» **LATIHAN**
Salin tanpa perubahan baris-baris mulai dari baris pertama data sampai dengan baris yang memuat "Text: -6: -6 [88, 320, 95, 329]". Kedua baris tersebut ikut disalin.

--- DATA UNTUK DIOLAH ---

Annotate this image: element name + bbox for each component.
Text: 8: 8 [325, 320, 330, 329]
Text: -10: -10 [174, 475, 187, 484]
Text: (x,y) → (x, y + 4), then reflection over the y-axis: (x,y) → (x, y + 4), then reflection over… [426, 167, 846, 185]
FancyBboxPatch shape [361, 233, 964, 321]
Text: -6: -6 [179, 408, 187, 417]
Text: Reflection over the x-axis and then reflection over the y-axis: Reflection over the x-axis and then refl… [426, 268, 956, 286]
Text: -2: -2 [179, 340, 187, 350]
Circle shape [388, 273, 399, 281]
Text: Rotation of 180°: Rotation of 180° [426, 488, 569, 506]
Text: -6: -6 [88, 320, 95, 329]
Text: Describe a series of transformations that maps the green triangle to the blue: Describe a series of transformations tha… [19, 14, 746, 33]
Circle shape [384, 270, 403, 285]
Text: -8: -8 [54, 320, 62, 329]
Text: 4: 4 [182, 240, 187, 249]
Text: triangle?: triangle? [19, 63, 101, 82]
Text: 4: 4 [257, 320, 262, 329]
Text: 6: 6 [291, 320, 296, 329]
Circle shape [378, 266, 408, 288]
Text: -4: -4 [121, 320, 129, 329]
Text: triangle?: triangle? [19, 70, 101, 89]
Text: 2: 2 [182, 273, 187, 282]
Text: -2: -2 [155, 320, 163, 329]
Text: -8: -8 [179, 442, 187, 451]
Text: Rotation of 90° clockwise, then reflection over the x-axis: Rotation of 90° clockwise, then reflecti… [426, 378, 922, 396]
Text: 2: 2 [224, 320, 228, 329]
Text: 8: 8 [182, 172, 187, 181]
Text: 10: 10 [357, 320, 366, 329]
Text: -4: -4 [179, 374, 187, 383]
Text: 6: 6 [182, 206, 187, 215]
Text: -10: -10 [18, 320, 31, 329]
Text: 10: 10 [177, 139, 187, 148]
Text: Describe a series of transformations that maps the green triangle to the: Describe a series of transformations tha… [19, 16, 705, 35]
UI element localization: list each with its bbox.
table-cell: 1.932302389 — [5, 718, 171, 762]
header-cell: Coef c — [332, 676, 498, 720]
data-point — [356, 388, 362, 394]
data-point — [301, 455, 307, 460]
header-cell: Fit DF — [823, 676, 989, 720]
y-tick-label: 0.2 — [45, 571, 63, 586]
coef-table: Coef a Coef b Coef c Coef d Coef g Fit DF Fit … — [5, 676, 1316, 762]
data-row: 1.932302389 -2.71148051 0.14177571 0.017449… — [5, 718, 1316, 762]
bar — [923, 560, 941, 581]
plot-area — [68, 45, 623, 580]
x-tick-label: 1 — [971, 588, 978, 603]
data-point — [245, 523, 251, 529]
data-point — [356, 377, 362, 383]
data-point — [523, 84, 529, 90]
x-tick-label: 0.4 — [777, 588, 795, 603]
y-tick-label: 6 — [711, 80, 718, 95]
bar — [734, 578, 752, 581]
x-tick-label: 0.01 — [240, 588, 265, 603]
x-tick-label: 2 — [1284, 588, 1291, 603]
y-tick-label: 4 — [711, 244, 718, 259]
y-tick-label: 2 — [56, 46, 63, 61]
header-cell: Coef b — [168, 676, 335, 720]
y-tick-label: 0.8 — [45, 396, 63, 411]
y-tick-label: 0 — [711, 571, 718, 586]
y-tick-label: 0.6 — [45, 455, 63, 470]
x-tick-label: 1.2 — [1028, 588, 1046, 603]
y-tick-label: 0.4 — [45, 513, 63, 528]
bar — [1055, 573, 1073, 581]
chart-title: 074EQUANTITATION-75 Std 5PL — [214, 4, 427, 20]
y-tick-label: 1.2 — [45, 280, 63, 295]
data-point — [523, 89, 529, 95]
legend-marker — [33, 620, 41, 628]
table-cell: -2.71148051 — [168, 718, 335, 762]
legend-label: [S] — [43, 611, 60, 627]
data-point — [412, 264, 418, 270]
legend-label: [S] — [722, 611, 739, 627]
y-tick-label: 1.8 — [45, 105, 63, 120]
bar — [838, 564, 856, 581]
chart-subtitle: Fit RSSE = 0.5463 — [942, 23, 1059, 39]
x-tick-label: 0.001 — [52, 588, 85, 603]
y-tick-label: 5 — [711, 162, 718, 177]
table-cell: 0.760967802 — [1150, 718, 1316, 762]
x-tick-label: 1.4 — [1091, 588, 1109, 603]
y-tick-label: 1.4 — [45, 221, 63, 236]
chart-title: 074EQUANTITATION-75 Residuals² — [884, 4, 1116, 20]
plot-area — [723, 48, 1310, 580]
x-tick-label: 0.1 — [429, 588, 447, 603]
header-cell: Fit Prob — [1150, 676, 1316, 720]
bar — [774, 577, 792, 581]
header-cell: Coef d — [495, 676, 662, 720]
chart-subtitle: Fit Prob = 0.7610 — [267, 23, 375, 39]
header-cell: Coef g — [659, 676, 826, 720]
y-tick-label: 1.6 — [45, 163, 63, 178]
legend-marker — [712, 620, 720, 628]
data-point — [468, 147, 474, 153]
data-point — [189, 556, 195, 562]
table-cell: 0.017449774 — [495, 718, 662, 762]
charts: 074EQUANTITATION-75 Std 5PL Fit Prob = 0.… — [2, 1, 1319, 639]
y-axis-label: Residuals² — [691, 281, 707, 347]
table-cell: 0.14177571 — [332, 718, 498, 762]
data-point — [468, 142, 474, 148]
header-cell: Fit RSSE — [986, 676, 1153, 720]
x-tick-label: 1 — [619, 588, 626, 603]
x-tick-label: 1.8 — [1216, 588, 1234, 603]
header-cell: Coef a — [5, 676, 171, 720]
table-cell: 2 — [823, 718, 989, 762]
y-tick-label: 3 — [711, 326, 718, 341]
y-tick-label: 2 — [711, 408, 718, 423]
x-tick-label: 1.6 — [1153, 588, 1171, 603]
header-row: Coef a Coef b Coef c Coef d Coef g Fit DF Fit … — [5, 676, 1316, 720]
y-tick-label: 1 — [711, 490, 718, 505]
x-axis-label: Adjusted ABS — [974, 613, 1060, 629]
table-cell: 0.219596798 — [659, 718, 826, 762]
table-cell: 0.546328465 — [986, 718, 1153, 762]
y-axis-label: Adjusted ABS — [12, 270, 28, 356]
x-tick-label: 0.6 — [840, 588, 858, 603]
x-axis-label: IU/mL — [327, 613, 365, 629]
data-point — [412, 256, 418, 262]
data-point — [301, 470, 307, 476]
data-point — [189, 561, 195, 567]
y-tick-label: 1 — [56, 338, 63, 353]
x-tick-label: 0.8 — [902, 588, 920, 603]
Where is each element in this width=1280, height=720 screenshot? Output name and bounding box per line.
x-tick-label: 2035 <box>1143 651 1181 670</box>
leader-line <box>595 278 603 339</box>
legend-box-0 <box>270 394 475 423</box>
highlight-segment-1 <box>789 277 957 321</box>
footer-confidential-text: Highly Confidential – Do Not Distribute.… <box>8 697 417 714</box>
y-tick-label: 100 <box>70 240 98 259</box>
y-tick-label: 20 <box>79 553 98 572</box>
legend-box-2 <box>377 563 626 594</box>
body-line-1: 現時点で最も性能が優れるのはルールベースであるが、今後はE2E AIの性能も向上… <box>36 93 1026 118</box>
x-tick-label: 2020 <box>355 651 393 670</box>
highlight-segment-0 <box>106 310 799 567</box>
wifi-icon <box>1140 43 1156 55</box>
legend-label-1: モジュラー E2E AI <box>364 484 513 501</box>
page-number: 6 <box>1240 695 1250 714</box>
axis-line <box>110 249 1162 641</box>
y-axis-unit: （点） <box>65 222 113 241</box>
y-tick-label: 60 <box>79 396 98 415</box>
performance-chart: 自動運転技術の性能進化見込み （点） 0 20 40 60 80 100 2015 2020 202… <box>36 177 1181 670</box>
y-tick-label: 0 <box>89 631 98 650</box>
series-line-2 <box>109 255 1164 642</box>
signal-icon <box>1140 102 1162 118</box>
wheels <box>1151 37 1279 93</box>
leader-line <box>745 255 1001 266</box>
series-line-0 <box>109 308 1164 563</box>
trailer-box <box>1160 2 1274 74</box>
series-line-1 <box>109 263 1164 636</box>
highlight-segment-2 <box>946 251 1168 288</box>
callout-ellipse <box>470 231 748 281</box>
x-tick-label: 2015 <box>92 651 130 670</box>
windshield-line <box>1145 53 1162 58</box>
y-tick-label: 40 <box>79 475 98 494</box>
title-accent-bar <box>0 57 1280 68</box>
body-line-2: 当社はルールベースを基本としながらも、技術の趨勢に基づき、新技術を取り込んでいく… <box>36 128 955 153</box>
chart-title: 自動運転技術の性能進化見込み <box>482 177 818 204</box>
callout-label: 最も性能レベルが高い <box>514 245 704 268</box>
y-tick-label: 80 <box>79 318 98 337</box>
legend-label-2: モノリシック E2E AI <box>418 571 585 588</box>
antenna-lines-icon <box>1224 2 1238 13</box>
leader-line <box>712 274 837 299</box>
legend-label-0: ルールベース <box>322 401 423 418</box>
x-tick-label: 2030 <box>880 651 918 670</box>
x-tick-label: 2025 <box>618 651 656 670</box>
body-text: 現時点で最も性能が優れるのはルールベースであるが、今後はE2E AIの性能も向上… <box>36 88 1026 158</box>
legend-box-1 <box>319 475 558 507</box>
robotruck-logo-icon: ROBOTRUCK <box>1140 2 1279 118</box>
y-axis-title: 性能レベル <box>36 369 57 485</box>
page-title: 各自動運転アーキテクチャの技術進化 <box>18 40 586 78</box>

---

» **JAWABAN YANG DIHARAPKAN**
Annotate this image: element name + bbox for each component.
Text: 8: 8 [325, 320, 330, 329]
Text: -10: -10 [174, 475, 187, 484]
Text: (x,y) → (x, y + 4), then reflection over the y-axis: (x,y) → (x, y + 4), then reflection over… [426, 167, 846, 185]
FancyBboxPatch shape [361, 233, 964, 321]
Text: -6: -6 [179, 408, 187, 417]
Text: Reflection over the x-axis and then reflection over the y-axis: Reflection over the x-axis and then refl… [426, 268, 956, 286]
Text: -2: -2 [179, 340, 187, 350]
Circle shape [388, 273, 399, 281]
Text: Rotation of 180°: Rotation of 180° [426, 488, 569, 506]
Text: -6: -6 [88, 320, 95, 329]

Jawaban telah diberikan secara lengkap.